- **Exercise input**:

***

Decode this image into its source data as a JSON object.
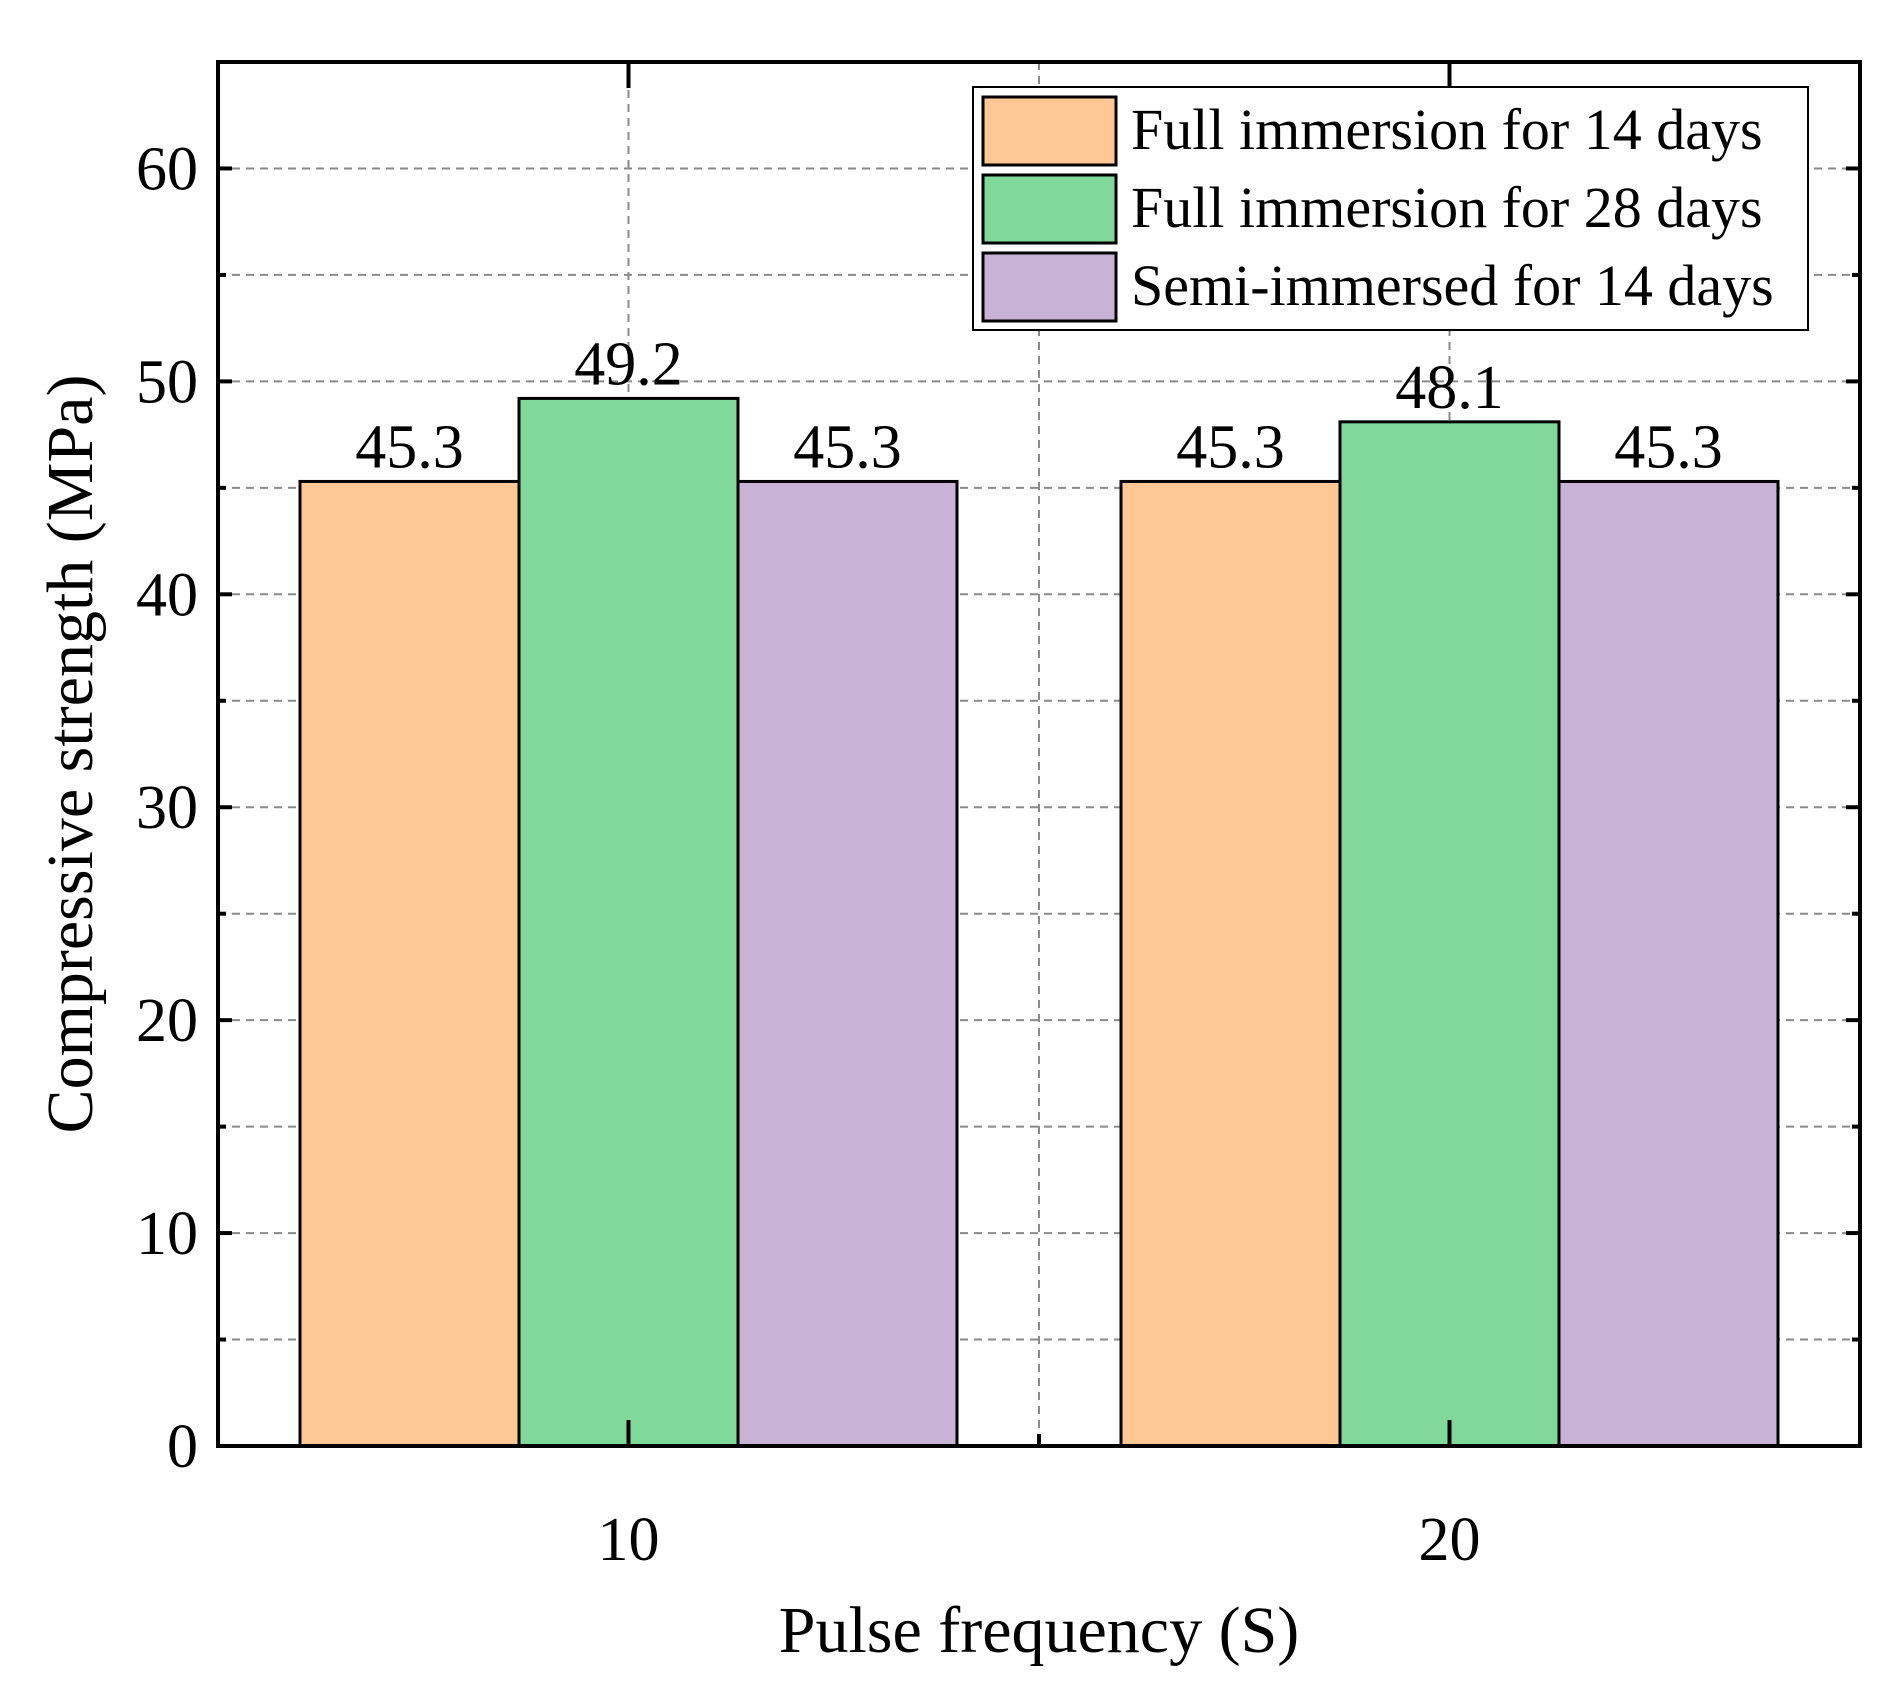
{
  "chart_data": {
    "type": "bar",
    "categories": [
      "10",
      "20"
    ],
    "series": [
      {
        "name": "Full immersion for 14 days",
        "values": [
          45.3,
          45.3
        ],
        "color": "#FEC794"
      },
      {
        "name": "Full immersion for 28 days",
        "values": [
          49.2,
          48.1
        ],
        "color": "#80D89A"
      },
      {
        "name": "Semi-immersed for 14 days",
        "values": [
          45.3,
          45.3
        ],
        "color": "#C8B2D6"
      }
    ],
    "data_labels": [
      [
        "45.3",
        "45.3"
      ],
      [
        "49.2",
        "48.1"
      ],
      [
        "45.3",
        "45.3"
      ]
    ],
    "title": "",
    "xlabel": "Pulse frequency (S)",
    "ylabel": "Compressive strength (MPa)",
    "ylim": [
      0,
      65
    ],
    "yticks": [
      0,
      10,
      20,
      30,
      40,
      50,
      60
    ],
    "grid": true,
    "legend_position": "top-right"
  }
}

***

- **What the task requires**: Images do not belong in the copy; reproduce all other parts of the records above verbatim.

- **Correct response**:
Decode this image into its source data as a JSON object.
{
  "chart_data": {
    "type": "bar",
    "categories": [
      "10",
      "20"
    ],
    "series": [
      {
        "name": "Full immersion for 14 days",
        "values": [
          45.3,
          45.3
        ],
        "color": "#FEC794"
      },
      {
        "name": "Full immersion for 28 days",
        "values": [
          49.2,
          48.1
        ],
        "color": "#80D89A"
      },
      {
        "name": "Semi-immersed for 14 days",
        "values": [
          45.3,
          45.3
        ],
        "color": "#C8B2D6"
      }
    ],
    "data_labels": [
      [
        "45.3",
        "45.3"
      ],
      [
        "49.2",
        "48.1"
      ],
      [
        "45.3",
        "45.3"
      ]
    ],
    "title": "",
    "xlabel": "Pulse frequency (S)",
    "ylabel": "Compressive strength (MPa)",
    "ylim": [
      0,
      65
    ],
    "yticks": [
      0,
      10,
      20,
      30,
      40,
      50,
      60
    ],
    "grid": true,
    "legend_position": "top-right"
  }
}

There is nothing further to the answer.